## SOURCE PASSAGE
[Start of section]

  4. Double Down

    Double Down Well-Known Member

    Maybe he does, maybe he doesn't. But it seems strange to make Randy be Cheese's son, and Cheese be Prop Joe's nephew, if it doesn't have any point in the story other than to show that these characters' lives are always woven together. Maybe it never comes up, but Prop Joe seems like he always knows more than he lets on. If you look at him, he and Lester Freeman are really the moral anchors of the show. They're rarely major characters, but the real wisdom comes from them. Like Prop Joe's line last night about people thinking it's just easier to throw something away than to fix it.
  5. I believe there are 13 episodes this season... That means there are 4 episodes left.

    keep in mind, carcetti wants to be governor. he needs to clean up the baltimore streets to improve his resume. omar is the perfect willie horton -- the face of baltimore crime. he's despised in the hood and he's a compelling story to feed the media in season 5... i think the bodies in the vacants don't get resolved this season. i do think there's time for things to play out between michael/marlo/randy/bodie/chris/snoop....

    remember in season 1 when bodie said something about being a "smartass pawn" and making it all the way across the chessboard and becoming a queen. deangelo had said something about a "pawn stay a pawn unless he make it all the way across."

    michael, randy and bodie form an alliance at the end of this season and take prop joe's package.

    d'londra, namond's mother, is going to run her mouth and get namond killed.

[End of section]

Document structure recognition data

[Start of section]

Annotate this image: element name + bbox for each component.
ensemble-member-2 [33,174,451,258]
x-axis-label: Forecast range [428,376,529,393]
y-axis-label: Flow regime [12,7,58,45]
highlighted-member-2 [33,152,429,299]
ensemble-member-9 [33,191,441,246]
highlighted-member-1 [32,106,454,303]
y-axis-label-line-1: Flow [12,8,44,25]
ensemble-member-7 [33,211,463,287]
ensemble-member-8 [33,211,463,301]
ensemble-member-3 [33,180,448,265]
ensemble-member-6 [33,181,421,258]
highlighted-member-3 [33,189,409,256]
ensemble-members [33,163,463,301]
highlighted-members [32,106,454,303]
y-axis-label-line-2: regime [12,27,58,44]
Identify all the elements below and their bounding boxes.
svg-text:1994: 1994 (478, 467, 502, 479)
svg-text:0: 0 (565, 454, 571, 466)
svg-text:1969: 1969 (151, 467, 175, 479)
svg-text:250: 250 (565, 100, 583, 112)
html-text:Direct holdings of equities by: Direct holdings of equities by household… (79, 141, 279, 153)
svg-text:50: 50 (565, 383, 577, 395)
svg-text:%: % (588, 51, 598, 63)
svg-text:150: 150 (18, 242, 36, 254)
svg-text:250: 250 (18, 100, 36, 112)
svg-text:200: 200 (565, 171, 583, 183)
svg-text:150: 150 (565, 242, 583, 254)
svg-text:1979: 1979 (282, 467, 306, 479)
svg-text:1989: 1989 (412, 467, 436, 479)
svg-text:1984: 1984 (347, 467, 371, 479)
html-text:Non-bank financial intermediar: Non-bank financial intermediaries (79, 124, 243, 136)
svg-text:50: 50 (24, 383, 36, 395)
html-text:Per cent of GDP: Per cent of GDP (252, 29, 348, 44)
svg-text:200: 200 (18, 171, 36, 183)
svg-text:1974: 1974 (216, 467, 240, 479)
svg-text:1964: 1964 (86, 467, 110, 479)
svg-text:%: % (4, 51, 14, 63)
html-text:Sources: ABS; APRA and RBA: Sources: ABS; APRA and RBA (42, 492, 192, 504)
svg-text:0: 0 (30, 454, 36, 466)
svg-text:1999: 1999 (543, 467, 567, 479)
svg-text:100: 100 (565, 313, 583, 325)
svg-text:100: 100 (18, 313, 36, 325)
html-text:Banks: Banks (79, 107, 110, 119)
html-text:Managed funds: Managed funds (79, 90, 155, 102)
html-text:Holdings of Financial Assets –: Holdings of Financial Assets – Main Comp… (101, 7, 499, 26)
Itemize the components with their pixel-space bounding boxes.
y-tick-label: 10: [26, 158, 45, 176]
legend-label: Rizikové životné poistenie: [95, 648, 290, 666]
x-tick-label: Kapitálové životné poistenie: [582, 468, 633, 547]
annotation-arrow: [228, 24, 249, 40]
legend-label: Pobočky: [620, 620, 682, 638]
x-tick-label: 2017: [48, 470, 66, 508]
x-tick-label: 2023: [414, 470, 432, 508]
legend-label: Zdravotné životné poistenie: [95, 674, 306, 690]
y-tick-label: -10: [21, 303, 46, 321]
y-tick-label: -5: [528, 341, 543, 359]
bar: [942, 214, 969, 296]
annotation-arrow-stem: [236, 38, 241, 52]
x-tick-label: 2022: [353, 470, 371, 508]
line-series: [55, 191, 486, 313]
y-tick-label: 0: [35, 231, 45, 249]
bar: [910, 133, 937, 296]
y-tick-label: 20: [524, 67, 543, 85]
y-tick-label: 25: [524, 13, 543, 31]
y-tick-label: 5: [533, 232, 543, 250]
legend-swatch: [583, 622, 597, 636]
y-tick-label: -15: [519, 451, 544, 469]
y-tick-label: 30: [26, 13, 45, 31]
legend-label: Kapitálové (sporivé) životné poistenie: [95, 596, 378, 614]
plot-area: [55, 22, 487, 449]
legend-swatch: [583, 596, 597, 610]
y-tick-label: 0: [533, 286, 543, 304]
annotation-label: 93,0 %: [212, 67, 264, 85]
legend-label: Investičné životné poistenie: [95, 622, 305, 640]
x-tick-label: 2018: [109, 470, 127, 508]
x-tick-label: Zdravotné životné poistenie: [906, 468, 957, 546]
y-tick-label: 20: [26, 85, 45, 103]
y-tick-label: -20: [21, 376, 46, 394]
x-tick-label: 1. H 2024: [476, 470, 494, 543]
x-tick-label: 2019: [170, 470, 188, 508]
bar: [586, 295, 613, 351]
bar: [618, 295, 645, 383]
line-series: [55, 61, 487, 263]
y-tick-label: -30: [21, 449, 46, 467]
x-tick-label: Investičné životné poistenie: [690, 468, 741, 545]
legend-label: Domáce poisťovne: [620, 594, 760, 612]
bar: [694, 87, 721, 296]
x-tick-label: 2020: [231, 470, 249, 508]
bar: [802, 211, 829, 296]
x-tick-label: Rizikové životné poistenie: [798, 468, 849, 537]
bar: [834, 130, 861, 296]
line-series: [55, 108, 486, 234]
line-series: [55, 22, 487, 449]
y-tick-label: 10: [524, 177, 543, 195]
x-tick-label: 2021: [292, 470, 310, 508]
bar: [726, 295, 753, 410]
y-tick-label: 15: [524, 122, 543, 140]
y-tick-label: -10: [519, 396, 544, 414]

[End of section]

## TASKS
1) Answer these questions about the forum posts on the TV show:
(a) Which two characters does the first post call the moral anchors of the show?
(b) How many episodes does the second post say are left this season?
(c) What is the name of Namond's mother?
2) Go on with the forum posts about the TV show, starting after the post about Namond's mother.
The document structure recognition data plays no part in this work.

## ANSWERS PER TASK
1)
(a) Prop Joe and Lester Freeman
(b) 4
(c) D'londra

2)
  6. Bubbler

    Bubbler Well-Known Member

    I don't have HBO, but I watched The Wire in my hotel room this weekend.

    I can tell it's a damn fine show, but obviously, it completely defies anyone jumping in and catching up. I had no idea what was going on.
  7. the girl cracking on darnell about the napkin hanging from his neck made me laugh hysterically.
  8. randy's relationship with cheese might play a role with michael/randy/bodie getting prop joe's package and getting an opportunity to be kingpins at an early age rather than just giving the west side to slim charles.
  9. Double Down

    Double Down Well-Known Member

    Jason, you're right, 13 episodes. Four left.

    I love that episode where D'Angelo teaches Bodie and Wallace how to play chess from Season 1.

    "The king stay the king."

    Bubbler, go rent Season 1 on DVD. Watch it from the beginning. I virtually promise you that you will not regret it, and you'll very likely go out and rent Season 2.

    Also, each week, the Baltimore Sun does this feature called "The Wire Watch" where they focus on one character or writer, and talk about their role on the show. This week, they wrote about the writer who penned this most recent episode, and she talked a little bit of how she came up with the scene in Ruth Chris steakhouse. It's worth checking out some of the older ones too, if you're interested.

  10. zeke12

    zeke12 Guest

    Bubbler --

    At the risk of sounding evangelistic -- and I know us fans of the show come off as zealots sometimes, and probably turn off prospective viewers -- all I can say is that DD's analysis of the show is spot on: it gives the rewarding feeling of having read a great book, or seen a fantastic play, or visited a top-flight museum.

    Any time you devote to catching up will be well worth it. Jump in, the water's fine.
  11. also, everything going on now (bodies in the vacants, omar getting sprung on bunk's investigating) will be pinned on the royce administration. carcetti can spin omar's release on royce's inept police department if omar is ever used as a political pawn as the face of baltimore crime.
  12. Double Down

    Double Down Well-Known Member

    Unfortunately, I'm going to have to bow out if ya'll continue this discussion later tonight after watching Episode 47 with On Demand. I'm just a poor soul with regular old HBO.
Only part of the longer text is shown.